What is being asked → From the entries provided below, copy each line that contains the word "this".

----------

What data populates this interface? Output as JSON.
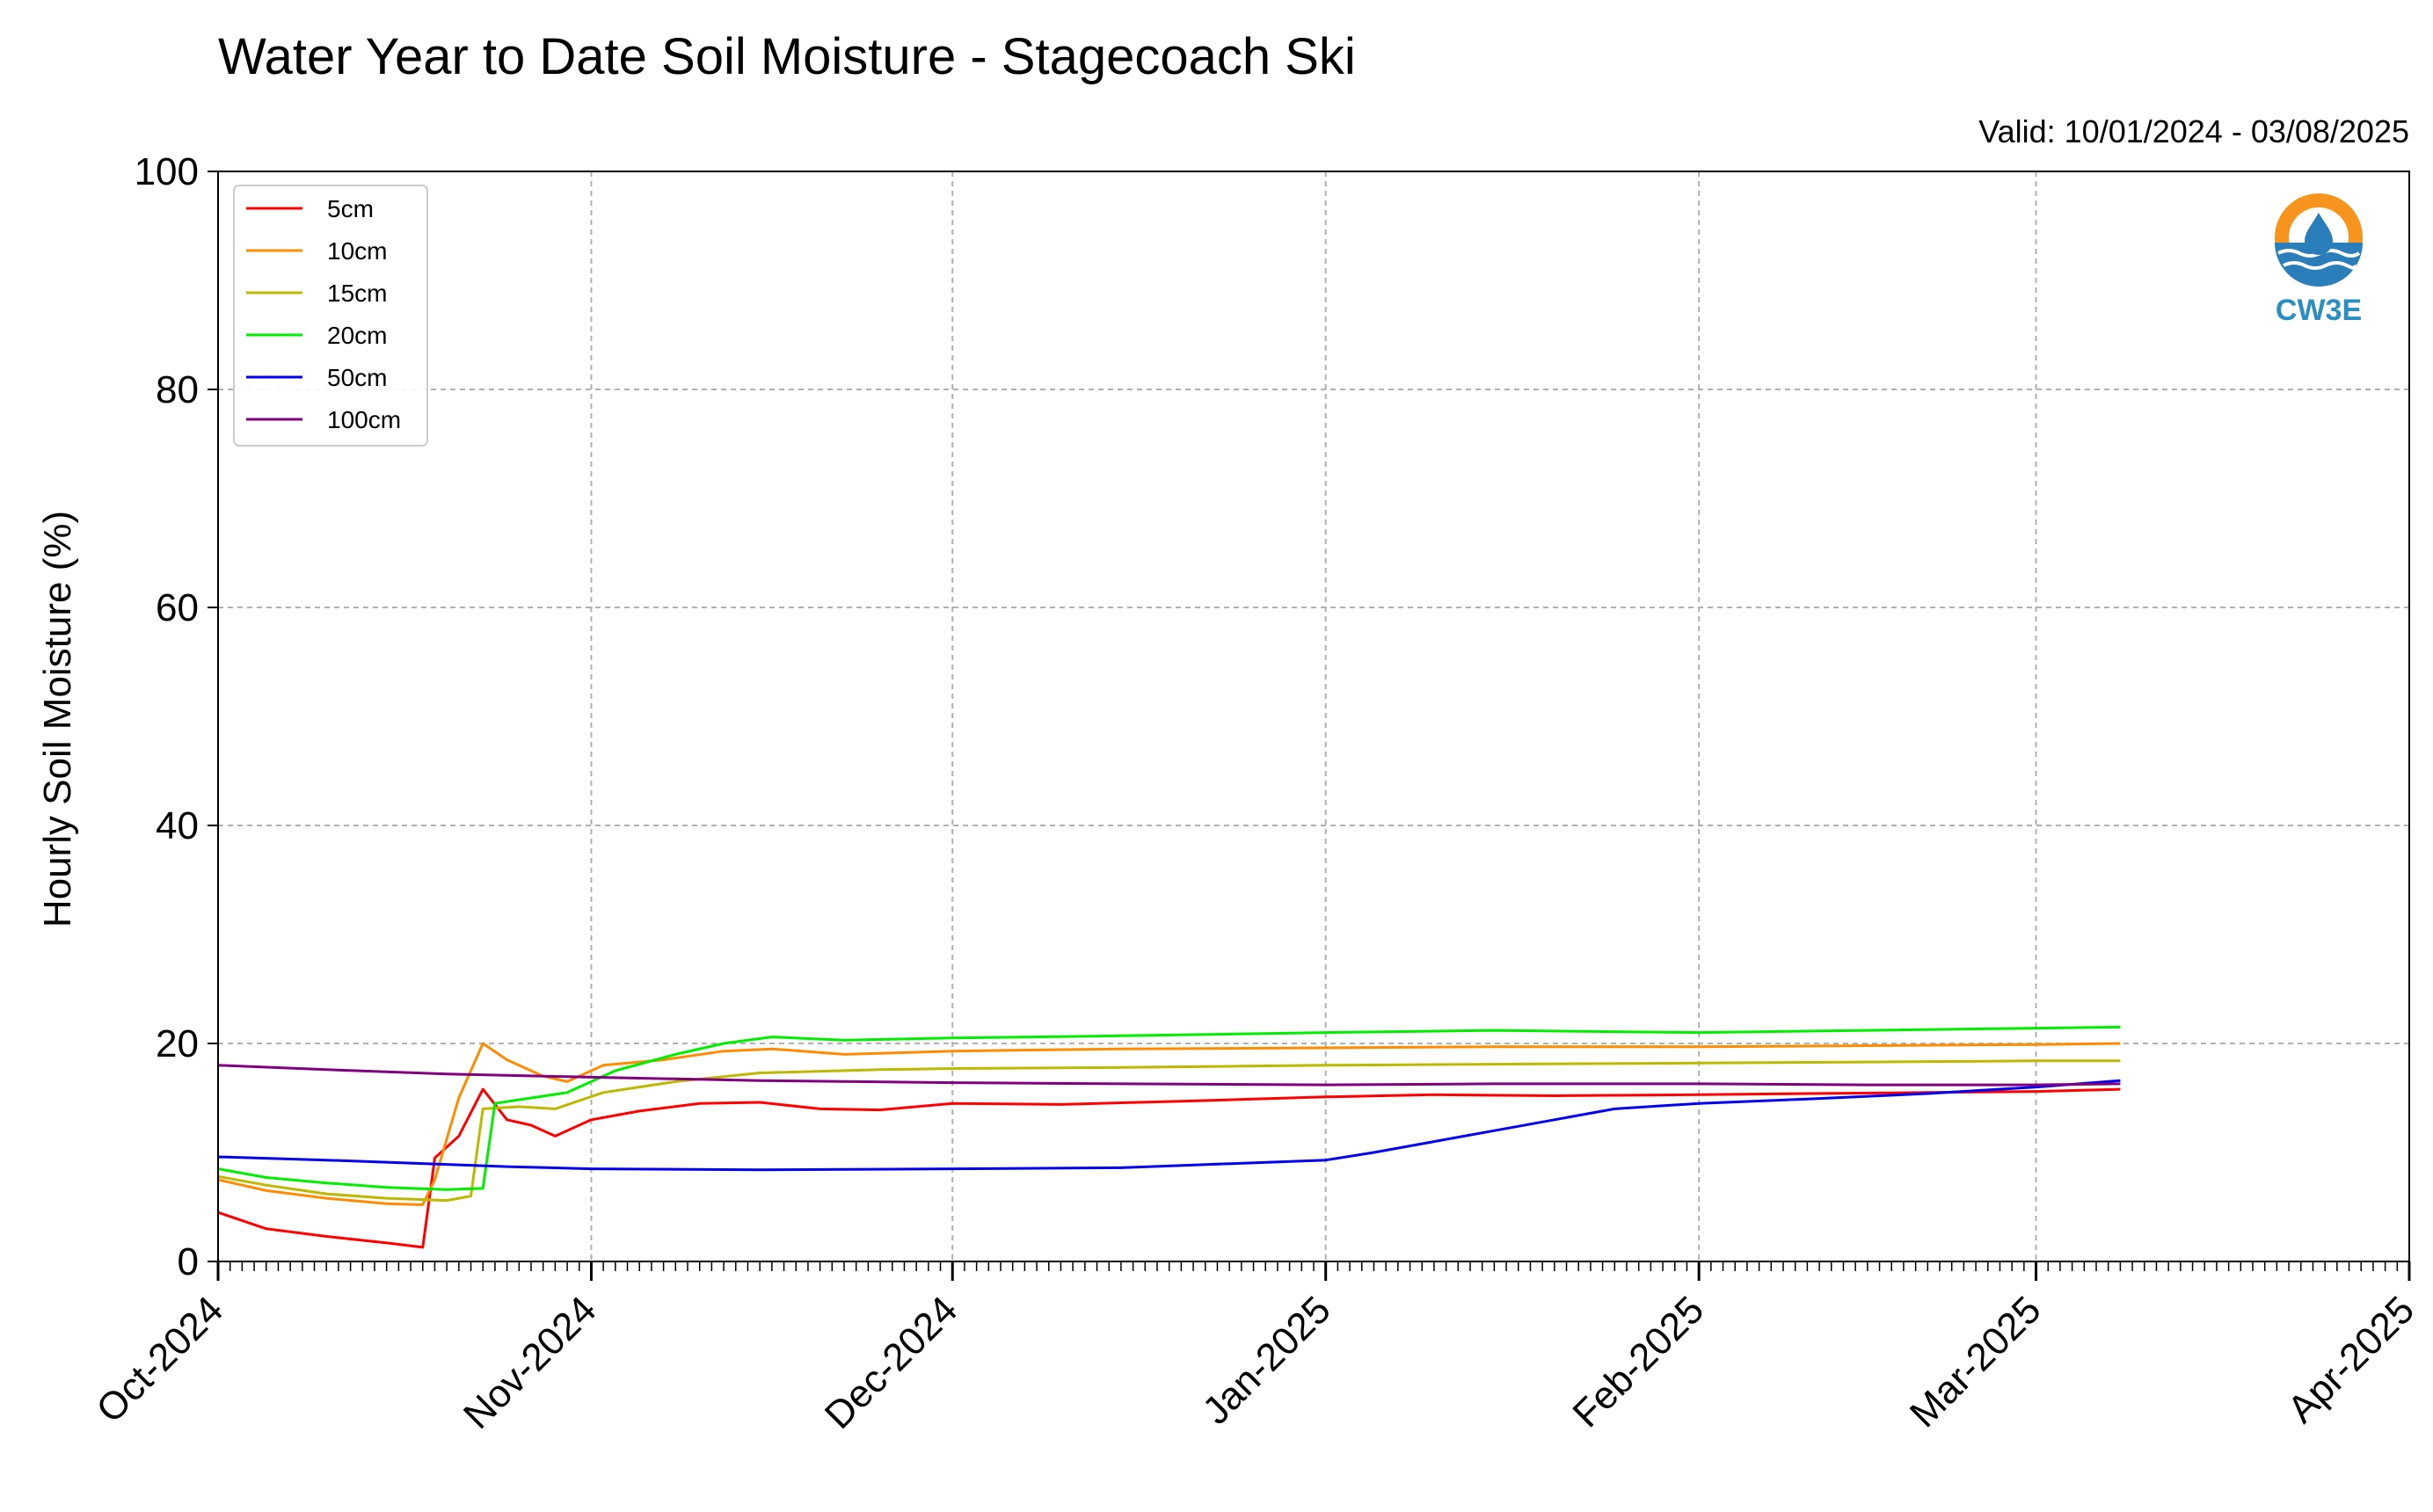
{
  "chart_data": {
    "type": "line",
    "title": "Water Year to Date Soil Moisture - Stagecoach Ski",
    "subtitle": "Valid: 10/01/2024 - 03/08/2025",
    "ylabel": "Hourly Soil Moisture (%)",
    "xlabel": "",
    "ylim": [
      0,
      100
    ],
    "xlim": [
      "2024-10-01",
      "2025-04-01"
    ],
    "yticks": [
      "0",
      "20",
      "40",
      "60",
      "80",
      "100"
    ],
    "xticks": [
      {
        "date": "2024-10-01",
        "label": "Oct-2024"
      },
      {
        "date": "2024-11-01",
        "label": "Nov-2024"
      },
      {
        "date": "2024-12-01",
        "label": "Dec-2024"
      },
      {
        "date": "2025-01-01",
        "label": "Jan-2025"
      },
      {
        "date": "2025-02-01",
        "label": "Feb-2025"
      },
      {
        "date": "2025-03-01",
        "label": "Mar-2025"
      },
      {
        "date": "2025-04-01",
        "label": "Apr-2025"
      }
    ],
    "grid": true,
    "legend_position": "top-left",
    "logo_text": "CW3E",
    "series": [
      {
        "name": "5cm",
        "color": "#ff0000",
        "x": [
          "2024-10-01",
          "2024-10-05",
          "2024-10-10",
          "2024-10-15",
          "2024-10-18",
          "2024-10-19",
          "2024-10-21",
          "2024-10-23",
          "2024-10-25",
          "2024-10-27",
          "2024-10-29",
          "2024-11-01",
          "2024-11-05",
          "2024-11-10",
          "2024-11-15",
          "2024-11-20",
          "2024-11-25",
          "2024-12-01",
          "2024-12-10",
          "2024-12-20",
          "2025-01-01",
          "2025-01-10",
          "2025-01-20",
          "2025-02-01",
          "2025-02-10",
          "2025-02-20",
          "2025-03-01",
          "2025-03-08"
        ],
        "values": [
          4.5,
          3.0,
          2.3,
          1.7,
          1.3,
          9.5,
          11.5,
          15.8,
          13.0,
          12.5,
          11.5,
          13.0,
          13.8,
          14.5,
          14.6,
          14.0,
          13.9,
          14.5,
          14.4,
          14.7,
          15.1,
          15.3,
          15.2,
          15.3,
          15.4,
          15.5,
          15.6,
          15.8
        ]
      },
      {
        "name": "10cm",
        "color": "#ff8c00",
        "x": [
          "2024-10-01",
          "2024-10-05",
          "2024-10-10",
          "2024-10-15",
          "2024-10-18",
          "2024-10-19",
          "2024-10-21",
          "2024-10-23",
          "2024-10-25",
          "2024-10-28",
          "2024-10-30",
          "2024-11-02",
          "2024-11-07",
          "2024-11-12",
          "2024-11-16",
          "2024-11-22",
          "2024-12-01",
          "2024-12-15",
          "2025-01-01",
          "2025-01-15",
          "2025-02-01",
          "2025-02-15",
          "2025-03-01",
          "2025-03-08"
        ],
        "values": [
          7.5,
          6.5,
          5.8,
          5.3,
          5.2,
          7.5,
          15.0,
          20.0,
          18.5,
          17.0,
          16.5,
          18.0,
          18.5,
          19.3,
          19.5,
          19.0,
          19.3,
          19.5,
          19.6,
          19.7,
          19.7,
          19.8,
          19.9,
          20.0
        ]
      },
      {
        "name": "15cm",
        "color": "#bdb800",
        "x": [
          "2024-10-01",
          "2024-10-05",
          "2024-10-10",
          "2024-10-15",
          "2024-10-20",
          "2024-10-22",
          "2024-10-23",
          "2024-10-26",
          "2024-10-29",
          "2024-11-02",
          "2024-11-08",
          "2024-11-15",
          "2024-11-25",
          "2024-12-01",
          "2024-12-15",
          "2025-01-01",
          "2025-01-15",
          "2025-02-01",
          "2025-02-15",
          "2025-03-01",
          "2025-03-08"
        ],
        "values": [
          7.8,
          7.0,
          6.2,
          5.8,
          5.6,
          6.0,
          14.0,
          14.2,
          14.0,
          15.5,
          16.5,
          17.3,
          17.6,
          17.7,
          17.8,
          18.0,
          18.1,
          18.2,
          18.3,
          18.4,
          18.4
        ]
      },
      {
        "name": "20cm",
        "color": "#00ee00",
        "x": [
          "2024-10-01",
          "2024-10-05",
          "2024-10-10",
          "2024-10-15",
          "2024-10-20",
          "2024-10-23",
          "2024-10-24",
          "2024-10-27",
          "2024-10-30",
          "2024-11-03",
          "2024-11-08",
          "2024-11-12",
          "2024-11-16",
          "2024-11-22",
          "2024-12-01",
          "2024-12-15",
          "2025-01-01",
          "2025-01-15",
          "2025-02-01",
          "2025-02-15",
          "2025-03-01",
          "2025-03-08"
        ],
        "values": [
          8.5,
          7.7,
          7.2,
          6.8,
          6.6,
          6.7,
          14.5,
          15.0,
          15.5,
          17.5,
          19.0,
          20.0,
          20.6,
          20.3,
          20.5,
          20.7,
          21.0,
          21.2,
          21.0,
          21.2,
          21.4,
          21.5
        ]
      },
      {
        "name": "50cm",
        "color": "#0000ee",
        "x": [
          "2024-10-01",
          "2024-10-10",
          "2024-10-20",
          "2024-10-25",
          "2024-11-01",
          "2024-11-15",
          "2024-12-01",
          "2024-12-15",
          "2025-01-01",
          "2025-01-05",
          "2025-01-10",
          "2025-01-15",
          "2025-01-20",
          "2025-01-25",
          "2025-02-01",
          "2025-02-10",
          "2025-02-20",
          "2025-03-01",
          "2025-03-08"
        ],
        "values": [
          9.6,
          9.3,
          8.9,
          8.7,
          8.5,
          8.4,
          8.5,
          8.6,
          9.3,
          10.0,
          11.0,
          12.0,
          13.0,
          14.0,
          14.5,
          14.9,
          15.4,
          16.0,
          16.6
        ]
      },
      {
        "name": "100cm",
        "color": "#800080",
        "x": [
          "2024-10-01",
          "2024-10-10",
          "2024-10-20",
          "2024-11-01",
          "2024-11-15",
          "2024-12-01",
          "2024-12-15",
          "2025-01-01",
          "2025-01-15",
          "2025-02-01",
          "2025-02-15",
          "2025-03-01",
          "2025-03-08"
        ],
        "values": [
          18.0,
          17.6,
          17.2,
          16.9,
          16.6,
          16.4,
          16.3,
          16.2,
          16.3,
          16.3,
          16.2,
          16.2,
          16.3
        ]
      }
    ]
  }
}
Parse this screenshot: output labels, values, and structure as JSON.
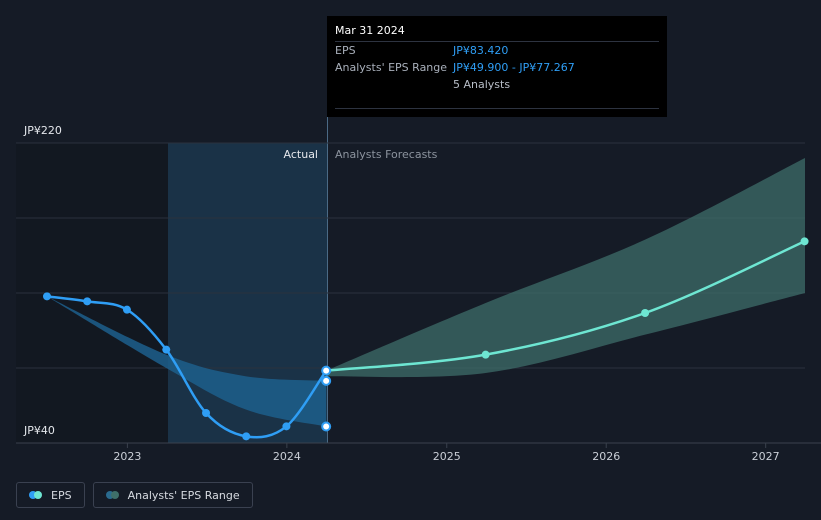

----------

Answer to the problem →
What data populates this interface? Output as JSON.
Parse this screenshot: output labels, values, and structure as JSON.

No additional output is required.